• [Exercise]
Copy out the records precisely, omitting pictures.
━━━━━ Records for the exercise
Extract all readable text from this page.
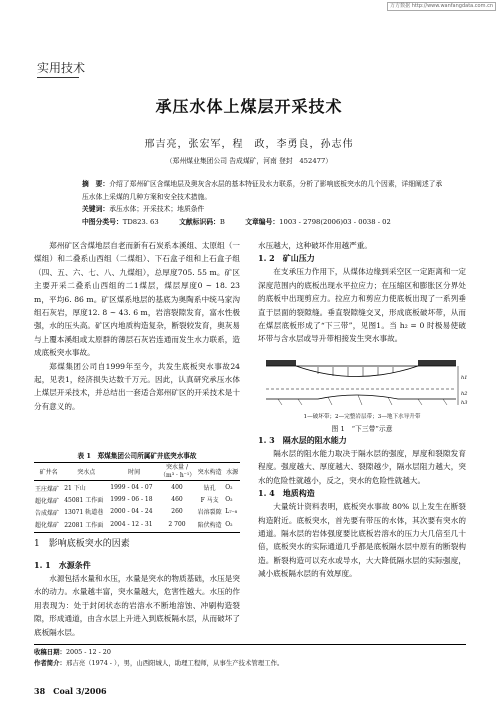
万方数据 http://www.wanfangdata.com.cn
实用技术
承压水体上煤层开采技术
邢吉亮，张宏军，程　政，李勇良，孙志伟
（郑州煤业集团公司 告成煤矿，河南 登封　452477）

摘　要：介绍了郑州矿区含煤地层及奥灰含水层的基本特征及水力联系，分析了影响底板突水的几个因素，详细阐述了承压水体上采煤的几种方案和安全技术措施。

关键词：承压水体；开采技术；地质条件

中图分类号：TD823. 63	文献标识码：B	文章编号：1003 - 2798(2006)03 - 0038 - 02

郑州矿区含煤地层自老而新有石炭系本溪组、太原组（一煤组）和二叠系山西组（二煤组）、下石盒子组和上石盒子组（四、五、六、七、八、九煤组），总厚度705. 55 m。矿区主要开采二叠系山西组的二1煤层，煤层厚度0 ~ 18. 23 m，平均6. 86 m。矿区煤系地层的基底为奥陶系中统马家沟组石灰岩，厚度12. 8 ~ 43. 6 m，岩溶裂隙发育，富水性极强，水的压头高。矿区内地质构造复杂，断裂较发育，奥灰易与上覆本溪组或太原群的薄层石灰岩连通而发生水力联系，造成底板突水事故。

郑煤集团公司自1999年至今，共发生底板突水事故24起，见表1，经济损失达数千万元。因此，认真研究承压水体上煤层开采技术，并总结出一套适合郑州矿区的开采技术是十分有意义的。

表 1　郑煤集团公司所属矿井底突水事故
矿井名	突水点	时间	突水量 /（m³ · h⁻¹）	突水构造	水源
王庄煤矿	21 下山	1999 - 04 - 07	400	钻孔	O₂
超化煤矿	45081 工作面	1999 - 06 - 18	460	F 马支	O₂
告成煤矿	13071 轨道巷	2000 - 04 - 24	260	岩溶裂隙	L₇₋₈
超化煤矿	22081 工作面	2004 - 12 - 31	2 700	陷伏构造	O₂

1　影响底板突水的因素

1. 1　水源条件

水源包括水量和水压，水量是突水的物质基础，水压是突水的动力。水量越丰富，突水量越大，危害性越大。水压的作用表现为：处于封闭状态的岩溶水不断地溶蚀、冲刷构造裂隙，形成通道，由含水层上升进入到底板隔水层，从而破坏了底板隔水层。

水压越大，这种破坏作用越严重。

1. 2　矿山压力

在支承压力作用下，从煤体边缘到采空区一定距离和一定深度范围内的底板出现水平拉应力；在压缩区和膨胀区分界处的底板中出现剪应力。拉应力和剪应力使底板出现了一系列垂直于层面的裂隙缝。垂直裂隙缝交叉，形成底板破坏带，从而在煤层底板形成了“下三带”，见图1。当 h₂ = 0 时极易使破坏带与含水层或导升带相接发生突水事故。

h1
h2
h3
1—破坏带；2—完整岩层带；3—地下水导升带
图 1　“下三带”示意

1. 3　隔水层的阻水能力

隔水层的阻水能力取决于隔水层的强度，厚度和裂隙发育程度。强度越大、厚度越大、裂隙越少，隔水层阻力越大，突水的危险性就越小，反之，突水的危险性就越大。

1. 4　地质构造

大量统计资料表明，底板突水事故 80% 以上发生在断裂构造附近。底板突水，首先要有带压的水体，其次要有突水的通道。隔水层的岩体强度要比底板岩溶水的压力大几倍至几十倍，底板突水的实际通道几乎都是底板隔水层中原有的断裂构造。断裂构造可以充水或导水，大大降低隔水层的实际强度，减小底板隔水层的有效厚度。

收稿日期：2005 - 12 - 20

作者简介：邢吉亮（1974 - ），男，山西阳城人，助理工程师，从事生产技术管理工作。

38　Coal 3/2006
━━━━━━━━━━
• [Solution for this task]
Extract all readable text from this page.
万方数据 http://www.wanfangdata.com.cn
实用技术
承压水体上煤层开采技术
邢吉亮，张宏军，程　政，李勇良，孙志伟
（郑州煤业集团公司 告成煤矿，河南 登封　452477）

摘　要：介绍了郑州矿区含煤地层及奥灰含水层的基本特征及水力联系，分析了影响底板突水的几个因素，详细阐述了承压水体上采煤的几种方案和安全技术措施。

关键词：承压水体；开采技术；地质条件

中图分类号：TD823. 63	文献标识码：B	文章编号：1003 - 2798(2006)03 - 0038 - 02

郑州矿区含煤地层自老而新有石炭系本溪组、太原组（一煤组）和二叠系山西组（二煤组）、下石盒子组和上石盒子组（四、五、六、七、八、九煤组），总厚度705. 55 m。矿区主要开采二叠系山西组的二1煤层，煤层厚度0 ~ 18. 23 m，平均6. 86 m。矿区煤系地层的基底为奥陶系中统马家沟组石灰岩，厚度12. 8 ~ 43. 6 m，岩溶裂隙发育，富水性极强，水的压头高。矿区内地质构造复杂，断裂较发育，奥灰易与上覆本溪组或太原群的薄层石灰岩连通而发生水力联系，造成底板突水事故。

郑煤集团公司自1999年至今，共发生底板突水事故24起，见表1，经济损失达数千万元。因此，认真研究承压水体上煤层开采技术，并总结出一套适合郑州矿区的开采技术是十分有意义的。

表 1　郑煤集团公司所属矿井底突水事故
矿井名	突水点	时间	突水量 /（m³ · h⁻¹）	突水构造	水源
王庄煤矿	21 下山	1999 - 04 - 07	400	钻孔	O₂
超化煤矿	45081 工作面	1999 - 06 - 18	460	F 马支	O₂
告成煤矿	13071 轨道巷	2000 - 04 - 24	260	岩溶裂隙	L₇₋₈
超化煤矿	22081 工作面	2004 - 12 - 31	2 700	陷伏构造	O₂

1　影响底板突水的因素

1. 1　水源条件

水源包括水量和水压，水量是突水的物质基础，水压是突水的动力。水量越丰富，突水量越大，危害性越大。水压的作用表现为：处于封闭状态的岩溶水不断地溶蚀、冲刷构造裂隙，形成通道，由含水层上升进入到底板隔水层，从而破坏了底板隔水层。

水压越大，这种破坏作用越严重。

1. 2　矿山压力

在支承压力作用下，从煤体边缘到采空区一定距离和一定深度范围内的底板出现水平拉应力；在压缩区和膨胀区分界处的底板中出现剪应力。拉应力和剪应力使底板出现了一系列垂直于层面的裂隙缝。垂直裂隙缝交叉，形成底板破坏带，从而在煤层底板形成了“下三带”，见图1。当 h₂ = 0 时极易使破坏带与含水层或导升带相接发生突水事故。

h1
h2
h3
1—破坏带；2—完整岩层带；3—地下水导升带
图 1　“下三带”示意

1. 3　隔水层的阻水能力

隔水层的阻水能力取决于隔水层的强度，厚度和裂隙发育程度。强度越大、厚度越大、裂隙越少，隔水层阻力越大，突水的危险性就越小，反之，突水的危险性就越大。

1. 4　地质构造

大量统计资料表明，底板突水事故 80% 以上发生在断裂构造附近。底板突水，首先要有带压的水体，其次要有突水的通道。隔水层的岩体强度要比底板岩溶水的压力大几倍至几十倍，底板突水的实际通道几乎都是底板隔水层中原有的断裂构造。断裂构造可以充水或导水，大大降低隔水层的实际强度，减小底板隔水层的有效厚度。

收稿日期：2005 - 12 - 20

作者简介：邢吉亮（1974 - ），男，山西阳城人，助理工程师，从事生产技术管理工作。

38　Coal 3/2006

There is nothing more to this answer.